■ Set problem: From the records below, extract all the text exactly and leave the images behind.

--- start of Dataset ---

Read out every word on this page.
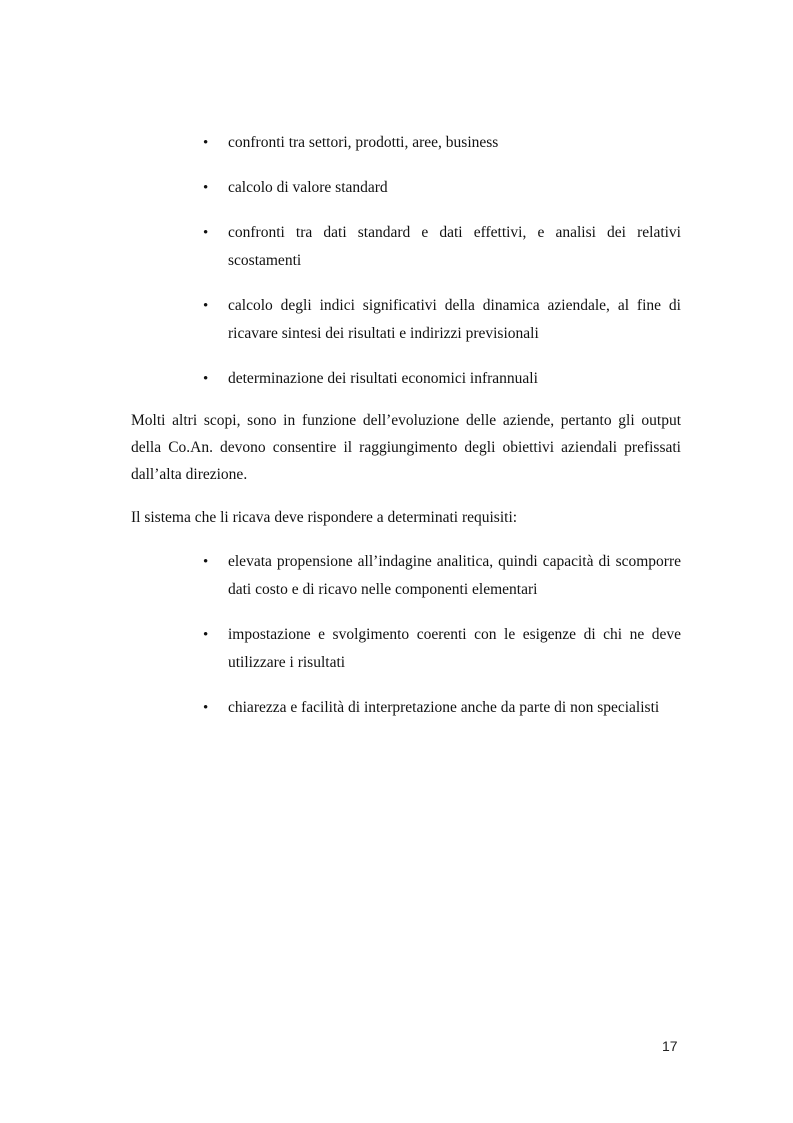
•	confronti tra settori, prodotti, aree, business
•	calcolo di valore standard
•	confronti tra dati standard e dati effettivi, e analisi dei relativi scostamenti
•	calcolo degli indici significativi della dinamica aziendale, al fine di ricavare sintesi dei risultati e indirizzi previsionali
•	determinazione dei risultati economici infrannuali

Molti altri scopi, sono in funzione dell’evoluzione delle aziende, pertanto gli output della Co.An. devono consentire il raggiungimento degli obiettivi aziendali prefissati dall’alta direzione.

Il sistema che li ricava deve rispondere a determinati requisiti:

•	elevata propensione all’indagine analitica, quindi capacità di scomporre dati costo e di ricavo nelle componenti elementari
•	impostazione e svolgimento coerenti con le esigenze di chi ne deve utilizzare i risultati
•	chiarezza e facilità di interpretazione anche da parte di non specialisti
17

--- end of Dataset ---

■ Solved exercise:
Read out every word on this page.
•	confronti tra settori, prodotti, aree, business
•	calcolo di valore standard
•	confronti tra dati standard e dati effettivi, e analisi dei relativi scostamenti
•	calcolo degli indici significativi della dinamica aziendale, al fine di ricavare sintesi dei risultati e indirizzi previsionali
•	determinazione dei risultati economici infrannuali

Molti altri scopi, sono in funzione dell’evoluzione delle aziende, pertanto gli output della Co.An. devono consentire il raggiungimento degli obiettivi aziendali prefissati dall’alta direzione.

Il sistema che li ricava deve rispondere a determinati requisiti:

•	elevata propensione all’indagine analitica, quindi capacità di scomporre dati costo e di ricavo nelle componenti elementari
•	impostazione e svolgimento coerenti con le esigenze di chi ne deve utilizzare i risultati
•	chiarezza e facilità di interpretazione anche da parte di non specialisti
17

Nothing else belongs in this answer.